■ Directive ■
In the listing below, count the lines with "round" and report only the figure.

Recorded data
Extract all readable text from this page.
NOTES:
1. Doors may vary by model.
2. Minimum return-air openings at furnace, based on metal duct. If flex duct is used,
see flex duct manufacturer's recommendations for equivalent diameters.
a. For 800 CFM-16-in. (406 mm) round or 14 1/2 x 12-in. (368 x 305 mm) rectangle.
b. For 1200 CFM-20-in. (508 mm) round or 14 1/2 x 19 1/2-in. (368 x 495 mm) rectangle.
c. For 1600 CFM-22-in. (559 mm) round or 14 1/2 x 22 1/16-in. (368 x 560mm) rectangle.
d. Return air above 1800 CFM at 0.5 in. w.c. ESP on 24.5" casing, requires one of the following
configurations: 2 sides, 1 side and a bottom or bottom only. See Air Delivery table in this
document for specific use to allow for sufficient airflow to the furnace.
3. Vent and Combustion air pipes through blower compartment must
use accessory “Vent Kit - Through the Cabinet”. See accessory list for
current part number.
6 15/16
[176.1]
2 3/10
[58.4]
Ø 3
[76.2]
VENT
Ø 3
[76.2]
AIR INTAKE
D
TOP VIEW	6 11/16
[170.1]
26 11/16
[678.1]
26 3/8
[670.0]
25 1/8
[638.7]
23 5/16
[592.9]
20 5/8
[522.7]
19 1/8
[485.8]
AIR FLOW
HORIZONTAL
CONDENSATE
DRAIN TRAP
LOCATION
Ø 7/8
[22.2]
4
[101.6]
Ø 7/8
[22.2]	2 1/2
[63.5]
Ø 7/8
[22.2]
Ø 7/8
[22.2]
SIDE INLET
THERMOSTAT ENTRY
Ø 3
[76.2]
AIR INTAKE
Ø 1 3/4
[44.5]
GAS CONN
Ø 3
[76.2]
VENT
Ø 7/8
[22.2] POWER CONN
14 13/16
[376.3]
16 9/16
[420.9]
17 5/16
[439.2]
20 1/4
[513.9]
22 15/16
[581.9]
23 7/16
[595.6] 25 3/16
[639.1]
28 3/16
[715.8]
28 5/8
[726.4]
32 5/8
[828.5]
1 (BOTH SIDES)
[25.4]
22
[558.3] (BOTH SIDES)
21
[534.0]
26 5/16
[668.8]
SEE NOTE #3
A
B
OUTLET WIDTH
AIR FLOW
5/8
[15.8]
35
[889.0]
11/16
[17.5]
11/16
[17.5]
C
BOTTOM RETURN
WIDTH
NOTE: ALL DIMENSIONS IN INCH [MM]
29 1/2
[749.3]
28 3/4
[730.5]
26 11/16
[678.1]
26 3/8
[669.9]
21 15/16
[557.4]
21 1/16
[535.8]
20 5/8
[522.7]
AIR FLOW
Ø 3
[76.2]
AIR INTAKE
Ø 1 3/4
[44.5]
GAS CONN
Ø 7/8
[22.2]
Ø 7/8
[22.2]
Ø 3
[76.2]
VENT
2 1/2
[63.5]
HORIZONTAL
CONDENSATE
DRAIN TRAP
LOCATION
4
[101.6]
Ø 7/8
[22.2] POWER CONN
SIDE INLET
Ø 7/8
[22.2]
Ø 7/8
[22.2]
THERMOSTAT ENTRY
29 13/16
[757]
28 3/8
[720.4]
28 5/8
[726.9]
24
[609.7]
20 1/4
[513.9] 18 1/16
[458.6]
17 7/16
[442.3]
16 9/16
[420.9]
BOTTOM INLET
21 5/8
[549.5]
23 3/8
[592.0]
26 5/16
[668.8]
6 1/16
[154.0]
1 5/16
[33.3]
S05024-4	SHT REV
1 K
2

■ Exercise output ■
3